- Raw data -
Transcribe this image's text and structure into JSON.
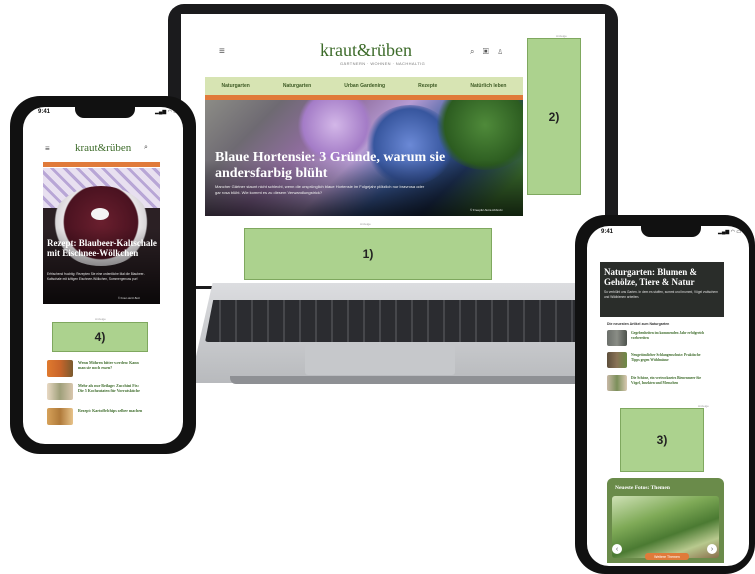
{
  "laptop": {
    "logo": "kraut&rüben",
    "tagline": "GÄRTNERN · WOHNEN · NACHHALTIG",
    "menu_icon": "≡",
    "header_icons": "⌕ ▣ ♙",
    "nav": [
      "Naturgarten",
      "Naturgarten",
      "Urban Gardening",
      "Rezepte",
      "Natürlich leben"
    ],
    "hero_title": "Blaue Hortensie: 3 Gründe, warum sie andersfarbig blüht",
    "hero_text": "Mancher Gärtner staunt nicht schlecht, wenn die ursprünglich blaue Hortensie im Folgejahr plötzlich nur bravrosa oder gar rosa blüht. Wie kommt es zu diesem Verwandlungstrick?",
    "credit": "© Freepik/ Akira Abbrobi",
    "ad_label": "Anzeige",
    "ad1_label": "1)",
    "ad2_label": "2)"
  },
  "left_phone": {
    "time": "9:41",
    "status": "▂▄▆ ◠ ▭",
    "menu_icon": "≡",
    "logo": "kraut&rüben",
    "search_icon": "⌕",
    "hero_title": "Rezept: Blaubeer-Kaltschale mit Eischnee-Wölkchen",
    "hero_text": "Erfrischend fruchtig: Rezepten Sie eine ordentliche Mal die Blaubeer-Kaltschale mit luftigen Eischnee-Wölkchen, Sommergenuss pur!",
    "credit": "© Kraut-Hertz-Betz",
    "ad_label": "Anzeige",
    "ad4_label": "4)",
    "items": [
      "Wenn Möhren bitter werden: Kann man sie noch essen?",
      "Mehr als nur Beilage: Zucchini Fix: Die 5 Kochzutaten für Vorratsküche",
      "Rezept: Kartoffelchips selber machen"
    ]
  },
  "right_phone": {
    "time": "9:41",
    "status": "▂▄▆ ◠ ▭",
    "hero_title": "Naturgarten: Blumen & Gehölze, Tiere & Natur",
    "hero_text": "So verblüht uns Garten. In dem es stuffen, summt und brummt, Vögel zwitschern und Wildbienen arbeiten.",
    "credit": "© Autor: aktuell und Alexa Rind",
    "section_title": "Die neuesten Artikel zum Naturgarten",
    "items": [
      "Gegebenheiten im kommenden Jahr erfolgreich vorbereiten",
      "Neugetümlicher Schlangenschutz: Praktische Tipps gegen Wühlmäuse",
      "Die Schöne, ein vertrocknetes Bienenmeer für Vögel, Insekten und Menschen"
    ],
    "ad_label": "Anzeige",
    "ad3_label": "3)",
    "green_title": "Neueste Fotos: Themen",
    "button": "Weitere Themen",
    "prev_icon": "‹",
    "next_icon": "›"
  }
}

- Goal -
Find the word "Eischnee" in the records and pull out each line that has it.

- Solution for this exercise -
    "hero_title": "Rezept: Blaubeer-Kaltschale mit Eischnee-Wölkchen",
    "hero_text": "Erfrischend fruchtig: Rezepten Sie eine ordentliche Mal die Blaubeer-Kaltschale mit luftigen Eischnee-Wölkchen, Sommergenuss pur!",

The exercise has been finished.